▶ [What is expected]: Write the material out again, line by line, exactly as it is.

▶ [Recorded information]:
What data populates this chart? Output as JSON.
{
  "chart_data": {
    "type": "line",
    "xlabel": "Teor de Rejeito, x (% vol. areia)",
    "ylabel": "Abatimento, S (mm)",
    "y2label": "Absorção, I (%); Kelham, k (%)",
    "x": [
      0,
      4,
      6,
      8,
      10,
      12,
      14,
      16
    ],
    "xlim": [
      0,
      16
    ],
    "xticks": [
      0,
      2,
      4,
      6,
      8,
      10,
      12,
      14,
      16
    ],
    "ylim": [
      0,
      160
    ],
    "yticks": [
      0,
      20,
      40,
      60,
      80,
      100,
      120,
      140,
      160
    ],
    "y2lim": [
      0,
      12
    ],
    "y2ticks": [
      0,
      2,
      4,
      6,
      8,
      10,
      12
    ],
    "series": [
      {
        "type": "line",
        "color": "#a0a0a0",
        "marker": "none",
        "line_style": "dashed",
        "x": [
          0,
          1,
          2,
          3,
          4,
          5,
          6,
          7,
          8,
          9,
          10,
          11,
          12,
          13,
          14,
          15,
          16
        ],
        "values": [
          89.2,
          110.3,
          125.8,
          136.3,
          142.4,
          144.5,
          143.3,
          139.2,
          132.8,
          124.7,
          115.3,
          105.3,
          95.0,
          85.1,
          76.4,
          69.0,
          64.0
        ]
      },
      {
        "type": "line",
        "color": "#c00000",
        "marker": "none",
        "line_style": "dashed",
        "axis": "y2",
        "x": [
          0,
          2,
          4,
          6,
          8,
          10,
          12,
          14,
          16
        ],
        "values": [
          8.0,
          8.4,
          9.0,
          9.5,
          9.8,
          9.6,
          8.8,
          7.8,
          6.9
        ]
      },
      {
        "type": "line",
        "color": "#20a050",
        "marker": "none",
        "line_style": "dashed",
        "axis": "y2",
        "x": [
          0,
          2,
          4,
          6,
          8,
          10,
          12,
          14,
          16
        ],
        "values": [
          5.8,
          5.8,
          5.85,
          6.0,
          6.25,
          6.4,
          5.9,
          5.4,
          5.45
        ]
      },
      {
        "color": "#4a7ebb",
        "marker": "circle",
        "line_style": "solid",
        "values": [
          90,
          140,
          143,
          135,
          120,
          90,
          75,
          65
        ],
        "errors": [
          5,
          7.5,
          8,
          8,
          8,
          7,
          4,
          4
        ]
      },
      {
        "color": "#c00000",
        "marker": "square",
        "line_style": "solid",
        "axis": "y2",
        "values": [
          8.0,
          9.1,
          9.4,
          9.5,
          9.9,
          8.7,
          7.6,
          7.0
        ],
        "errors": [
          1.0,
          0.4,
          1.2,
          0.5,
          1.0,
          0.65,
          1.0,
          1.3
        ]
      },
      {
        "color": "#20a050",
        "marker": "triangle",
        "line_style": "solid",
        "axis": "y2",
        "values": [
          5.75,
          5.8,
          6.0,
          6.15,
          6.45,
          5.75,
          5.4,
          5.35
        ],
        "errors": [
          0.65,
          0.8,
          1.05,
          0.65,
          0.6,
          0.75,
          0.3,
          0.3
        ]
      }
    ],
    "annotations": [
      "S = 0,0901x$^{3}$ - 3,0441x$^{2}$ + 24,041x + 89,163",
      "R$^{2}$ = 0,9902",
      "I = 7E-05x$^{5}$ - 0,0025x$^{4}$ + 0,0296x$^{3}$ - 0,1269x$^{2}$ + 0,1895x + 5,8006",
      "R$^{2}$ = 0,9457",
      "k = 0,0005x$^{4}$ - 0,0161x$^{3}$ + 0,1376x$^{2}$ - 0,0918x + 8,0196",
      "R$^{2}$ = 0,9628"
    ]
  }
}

▶ [Result]:
What data populates this chart? Output as JSON.
{
  "chart_data": {
    "type": "line",
    "xlabel": "Teor de Rejeito, x (% vol. areia)",
    "ylabel": "Abatimento, S (mm)",
    "y2label": "Absorção, I (%); Kelham, k (%)",
    "x": [
      0,
      4,
      6,
      8,
      10,
      12,
      14,
      16
    ],
    "xlim": [
      0,
      16
    ],
    "xticks": [
      0,
      2,
      4,
      6,
      8,
      10,
      12,
      14,
      16
    ],
    "ylim": [
      0,
      160
    ],
    "yticks": [
      0,
      20,
      40,
      60,
      80,
      100,
      120,
      140,
      160
    ],
    "y2lim": [
      0,
      12
    ],
    "y2ticks": [
      0,
      2,
      4,
      6,
      8,
      10,
      12
    ],
    "series": [
      {
        "type": "line",
        "color": "#a0a0a0",
        "marker": "none",
        "line_style": "dashed",
        "x": [
          0,
          1,
          2,
          3,
          4,
          5,
          6,
          7,
          8,
          9,
          10,
          11,
          12,
          13,
          14,
          15,
          16
        ],
        "values": [
          89.2,
          110.3,
          125.8,
          136.3,
          142.4,
          144.5,
          143.3,
          139.2,
          132.8,
          124.7,
          115.3,
          105.3,
          95.0,
          85.1,
          76.4,
          69.0,
          64.0
        ]
      },
      {
        "type": "line",
        "color": "#c00000",
        "marker": "none",
        "line_style": "dashed",
        "axis": "y2",
        "x": [
          0,
          2,
          4,
          6,
          8,
          10,
          12,
          14,
          16
        ],
        "values": [
          8.0,
          8.4,
          9.0,
          9.5,
          9.8,
          9.6,
          8.8,
          7.8,
          6.9
        ]
      },
      {
        "type": "line",
        "color": "#20a050",
        "marker": "none",
        "line_style": "dashed",
        "axis": "y2",
        "x": [
          0,
          2,
          4,
          6,
          8,
          10,
          12,
          14,
          16
        ],
        "values": [
          5.8,
          5.8,
          5.85,
          6.0,
          6.25,
          6.4,
          5.9,
          5.4,
          5.45
        ]
      },
      {
        "color": "#4a7ebb",
        "marker": "circle",
        "line_style": "solid",
        "values": [
          90,
          140,
          143,
          135,
          120,
          90,
          75,
          65
        ],
        "errors": [
          5,
          7.5,
          8,
          8,
          8,
          7,
          4,
          4
        ]
      },
      {
        "color": "#c00000",
        "marker": "square",
        "line_style": "solid",
        "axis": "y2",
        "values": [
          8.0,
          9.1,
          9.4,
          9.5,
          9.9,
          8.7,
          7.6,
          7.0
        ],
        "errors": [
          1.0,
          0.4,
          1.2,
          0.5,
          1.0,
          0.65,
          1.0,
          1.3
        ]
      },
      {
        "color": "#20a050",
        "marker": "triangle",
        "line_style": "solid",
        "axis": "y2",
        "values": [
          5.75,
          5.8,
          6.0,
          6.15,
          6.45,
          5.75,
          5.4,
          5.35
        ],
        "errors": [
          0.65,
          0.8,
          1.05,
          0.65,
          0.6,
          0.75,
          0.3,
          0.3
        ]
      }
    ],
    "annotations": [
      "S = 0,0901x$^{3}$ - 3,0441x$^{2}$ + 24,041x + 89,163",
      "R$^{2}$ = 0,9902",
      "I = 7E-05x$^{5}$ - 0,0025x$^{4}$ + 0,0296x$^{3}$ - 0,1269x$^{2}$ + 0,1895x + 5,8006",
      "R$^{2}$ = 0,9457",
      "k = 0,0005x$^{4}$ - 0,0161x$^{3}$ + 0,1376x$^{2}$ - 0,0918x + 8,0196",
      "R$^{2}$ = 0,9628"
    ]
  }
}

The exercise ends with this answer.